#### Goal of the exercise:
Produce a verbatim copy of the entries listed below.

#### Source material:
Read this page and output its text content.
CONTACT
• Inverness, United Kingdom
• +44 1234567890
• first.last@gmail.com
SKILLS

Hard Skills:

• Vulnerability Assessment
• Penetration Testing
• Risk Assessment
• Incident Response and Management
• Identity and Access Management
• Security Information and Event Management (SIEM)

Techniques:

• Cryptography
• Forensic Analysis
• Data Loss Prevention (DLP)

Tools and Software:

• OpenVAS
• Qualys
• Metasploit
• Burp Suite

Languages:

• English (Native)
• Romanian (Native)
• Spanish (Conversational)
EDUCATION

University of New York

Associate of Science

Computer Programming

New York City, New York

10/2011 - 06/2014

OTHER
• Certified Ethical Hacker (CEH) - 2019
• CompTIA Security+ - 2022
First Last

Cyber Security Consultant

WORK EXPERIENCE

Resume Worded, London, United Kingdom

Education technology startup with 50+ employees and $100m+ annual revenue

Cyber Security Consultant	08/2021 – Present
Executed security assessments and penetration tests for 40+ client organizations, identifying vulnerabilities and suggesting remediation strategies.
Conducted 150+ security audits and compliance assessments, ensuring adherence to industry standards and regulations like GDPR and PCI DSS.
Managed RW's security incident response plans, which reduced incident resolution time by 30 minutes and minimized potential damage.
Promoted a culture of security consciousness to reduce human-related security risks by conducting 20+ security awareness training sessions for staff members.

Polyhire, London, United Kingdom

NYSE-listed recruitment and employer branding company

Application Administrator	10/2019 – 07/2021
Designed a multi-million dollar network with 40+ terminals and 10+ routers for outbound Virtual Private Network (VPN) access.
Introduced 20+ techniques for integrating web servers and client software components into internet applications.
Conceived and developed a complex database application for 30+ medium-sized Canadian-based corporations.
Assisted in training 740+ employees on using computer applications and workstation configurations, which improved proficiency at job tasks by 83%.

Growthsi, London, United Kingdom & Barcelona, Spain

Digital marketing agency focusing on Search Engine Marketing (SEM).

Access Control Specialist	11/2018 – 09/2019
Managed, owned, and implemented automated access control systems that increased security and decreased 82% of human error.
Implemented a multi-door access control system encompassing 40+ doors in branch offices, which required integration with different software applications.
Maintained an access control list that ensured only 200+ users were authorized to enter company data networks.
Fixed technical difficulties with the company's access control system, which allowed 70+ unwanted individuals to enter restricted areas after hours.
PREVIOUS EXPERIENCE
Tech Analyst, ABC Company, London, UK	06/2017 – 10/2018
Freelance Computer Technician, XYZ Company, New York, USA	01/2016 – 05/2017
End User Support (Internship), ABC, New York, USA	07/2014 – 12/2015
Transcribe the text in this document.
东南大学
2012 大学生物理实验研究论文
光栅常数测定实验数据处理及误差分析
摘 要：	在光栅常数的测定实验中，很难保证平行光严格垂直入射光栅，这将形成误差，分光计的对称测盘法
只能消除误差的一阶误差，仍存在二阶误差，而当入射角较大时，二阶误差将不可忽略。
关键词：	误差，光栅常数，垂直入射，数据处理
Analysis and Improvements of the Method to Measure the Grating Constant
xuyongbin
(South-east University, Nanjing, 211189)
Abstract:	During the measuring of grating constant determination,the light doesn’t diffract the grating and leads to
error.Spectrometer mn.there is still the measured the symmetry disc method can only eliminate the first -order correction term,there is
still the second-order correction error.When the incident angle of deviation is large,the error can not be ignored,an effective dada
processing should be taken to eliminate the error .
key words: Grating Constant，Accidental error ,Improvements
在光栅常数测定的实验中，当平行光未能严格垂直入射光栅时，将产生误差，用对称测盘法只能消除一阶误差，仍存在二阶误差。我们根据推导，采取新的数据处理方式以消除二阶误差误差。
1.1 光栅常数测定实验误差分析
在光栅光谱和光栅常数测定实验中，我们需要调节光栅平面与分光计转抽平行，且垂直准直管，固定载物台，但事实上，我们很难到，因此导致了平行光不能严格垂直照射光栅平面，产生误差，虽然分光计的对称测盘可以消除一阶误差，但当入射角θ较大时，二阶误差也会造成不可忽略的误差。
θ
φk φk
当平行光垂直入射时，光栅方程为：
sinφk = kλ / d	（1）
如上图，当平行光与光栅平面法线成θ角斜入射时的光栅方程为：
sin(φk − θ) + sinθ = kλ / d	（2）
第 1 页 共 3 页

#### Solution for this exercise:
Read this page and output its text content.
CONTACT
• Inverness, United Kingdom
• +44 1234567890
• first.last@gmail.com
SKILLS

Hard Skills:

• Vulnerability Assessment
• Penetration Testing
• Risk Assessment
• Incident Response and Management
• Identity and Access Management
• Security Information and Event Management (SIEM)

Techniques:

• Cryptography
• Forensic Analysis
• Data Loss Prevention (DLP)

Tools and Software:

• OpenVAS
• Qualys
• Metasploit
• Burp Suite

Languages:

• English (Native)
• Romanian (Native)
• Spanish (Conversational)
EDUCATION

University of New York

Associate of Science

Computer Programming

New York City, New York

10/2011 - 06/2014

OTHER
• Certified Ethical Hacker (CEH) - 2019
• CompTIA Security+ - 2022
First Last

Cyber Security Consultant

WORK EXPERIENCE

Resume Worded, London, United Kingdom

Education technology startup with 50+ employees and $100m+ annual revenue

Cyber Security Consultant	08/2021 – Present
Executed security assessments and penetration tests for 40+ client organizations, identifying vulnerabilities and suggesting remediation strategies.
Conducted 150+ security audits and compliance assessments, ensuring adherence to industry standards and regulations like GDPR and PCI DSS.
Managed RW's security incident response plans, which reduced incident resolution time by 30 minutes and minimized potential damage.
Promoted a culture of security consciousness to reduce human-related security risks by conducting 20+ security awareness training sessions for staff members.

Polyhire, London, United Kingdom

NYSE-listed recruitment and employer branding company

Application Administrator	10/2019 – 07/2021
Designed a multi-million dollar network with 40+ terminals and 10+ routers for outbound Virtual Private Network (VPN) access.
Introduced 20+ techniques for integrating web servers and client software components into internet applications.
Conceived and developed a complex database application for 30+ medium-sized Canadian-based corporations.
Assisted in training 740+ employees on using computer applications and workstation configurations, which improved proficiency at job tasks by 83%.

Growthsi, London, United Kingdom & Barcelona, Spain

Digital marketing agency focusing on Search Engine Marketing (SEM).

Access Control Specialist	11/2018 – 09/2019
Managed, owned, and implemented automated access control systems that increased security and decreased 82% of human error.
Implemented a multi-door access control system encompassing 40+ doors in branch offices, which required integration with different software applications.
Maintained an access control list that ensured only 200+ users were authorized to enter company data networks.
Fixed technical difficulties with the company's access control system, which allowed 70+ unwanted individuals to enter restricted areas after hours.
PREVIOUS EXPERIENCE
Tech Analyst, ABC Company, London, UK	06/2017 – 10/2018
Freelance Computer Technician, XYZ Company, New York, USA	01/2016 – 05/2017
End User Support (Internship), ABC, New York, USA	07/2014 – 12/2015
Transcribe the text in this document.
东南大学
2012 大学生物理实验研究论文
光栅常数测定实验数据处理及误差分析
摘 要：	在光栅常数的测定实验中，很难保证平行光严格垂直入射光栅，这将形成误差，分光计的对称测盘法
只能消除误差的一阶误差，仍存在二阶误差，而当入射角较大时，二阶误差将不可忽略。
关键词：	误差，光栅常数，垂直入射，数据处理
Analysis and Improvements of the Method to Measure the Grating Constant
xuyongbin
(South-east University, Nanjing, 211189)
Abstract:	During the measuring of grating constant determination,the light doesn’t diffract the grating and leads to
error.Spectrometer mn.there is still the measured the symmetry disc method can only eliminate the first -order correction term,there is
still the second-order correction error.When the incident angle of deviation is large,the error can not be ignored,an effective dada
processing should be taken to eliminate the error .
key words: Grating Constant，Accidental error ,Improvements
在光栅常数测定的实验中，当平行光未能严格垂直入射光栅时，将产生误差，用对称测盘法只能消除一阶误差，仍存在二阶误差。我们根据推导，采取新的数据处理方式以消除二阶误差误差。
1.1 光栅常数测定实验误差分析
在光栅光谱和光栅常数测定实验中，我们需要调节光栅平面与分光计转抽平行，且垂直准直管，固定载物台，但事实上，我们很难到，因此导致了平行光不能严格垂直照射光栅平面，产生误差，虽然分光计的对称测盘可以消除一阶误差，但当入射角θ较大时，二阶误差也会造成不可忽略的误差。
θ
φk φk
当平行光垂直入射时，光栅方程为：
sinφk = kλ / d	（1）
如上图，当平行光与光栅平面法线成θ角斜入射时的光栅方程为：
sin(φk − θ) + sinθ = kλ / d	（2）
第 1 页 共 3 页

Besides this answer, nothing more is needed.